• _WHAT THE EXERCISE ASKS_:
Only the run of lines from the one containing "Transcribe the text in this document." through the last line should be returned, exactly as written.

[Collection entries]
■ ■ ■ ■

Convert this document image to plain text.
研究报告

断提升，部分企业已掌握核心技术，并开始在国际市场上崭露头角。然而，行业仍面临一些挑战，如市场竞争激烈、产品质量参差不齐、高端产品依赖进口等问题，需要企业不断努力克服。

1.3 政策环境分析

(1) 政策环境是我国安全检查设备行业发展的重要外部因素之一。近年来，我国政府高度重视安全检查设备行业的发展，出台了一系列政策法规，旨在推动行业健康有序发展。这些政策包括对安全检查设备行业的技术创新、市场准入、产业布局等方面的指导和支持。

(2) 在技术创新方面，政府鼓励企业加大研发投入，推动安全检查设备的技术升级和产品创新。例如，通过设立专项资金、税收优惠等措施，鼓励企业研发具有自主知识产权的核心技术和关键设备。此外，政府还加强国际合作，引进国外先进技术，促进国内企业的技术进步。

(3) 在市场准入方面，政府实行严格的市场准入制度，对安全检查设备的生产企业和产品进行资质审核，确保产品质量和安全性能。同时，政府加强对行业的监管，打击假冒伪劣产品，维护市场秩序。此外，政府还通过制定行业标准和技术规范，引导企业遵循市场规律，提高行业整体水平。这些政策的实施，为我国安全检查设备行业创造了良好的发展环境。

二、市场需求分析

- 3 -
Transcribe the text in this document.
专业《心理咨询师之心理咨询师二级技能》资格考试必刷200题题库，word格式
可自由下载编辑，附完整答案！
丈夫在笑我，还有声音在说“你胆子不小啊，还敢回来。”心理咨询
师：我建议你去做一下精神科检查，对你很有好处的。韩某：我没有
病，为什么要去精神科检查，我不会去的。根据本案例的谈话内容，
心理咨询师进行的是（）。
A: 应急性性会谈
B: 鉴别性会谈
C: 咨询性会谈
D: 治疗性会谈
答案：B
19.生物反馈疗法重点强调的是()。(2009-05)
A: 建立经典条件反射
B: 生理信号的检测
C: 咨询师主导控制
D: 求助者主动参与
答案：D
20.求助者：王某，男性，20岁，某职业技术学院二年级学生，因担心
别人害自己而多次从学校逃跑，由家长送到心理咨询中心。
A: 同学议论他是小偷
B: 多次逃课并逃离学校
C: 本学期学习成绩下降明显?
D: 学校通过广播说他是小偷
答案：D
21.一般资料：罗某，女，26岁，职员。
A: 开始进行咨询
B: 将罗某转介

■ ■ ■ ■

• _FINISHED EXERCISE_:
Transcribe the text in this document.
专业《心理咨询师之心理咨询师二级技能》资格考试必刷200题题库，word格式
可自由下载编辑，附完整答案！
丈夫在笑我，还有声音在说“你胆子不小啊，还敢回来。”心理咨询
师：我建议你去做一下精神科检查，对你很有好处的。韩某：我没有
病，为什么要去精神科检查，我不会去的。根据本案例的谈话内容，
心理咨询师进行的是（）。
A: 应急性性会谈
B: 鉴别性会谈
C: 咨询性会谈
D: 治疗性会谈
答案：B
19.生物反馈疗法重点强调的是()。(2009-05)
A: 建立经典条件反射
B: 生理信号的检测
C: 咨询师主导控制
D: 求助者主动参与
答案：D
20.求助者：王某，男性，20岁，某职业技术学院二年级学生，因担心
别人害自己而多次从学校逃跑，由家长送到心理咨询中心。
A: 同学议论他是小偷
B: 多次逃课并逃离学校
C: 本学期学习成绩下降明显?
D: 学校通过广播说他是小偷
答案：D
21.一般资料：罗某，女，26岁，职员。
A: 开始进行咨询
B: 将罗某转介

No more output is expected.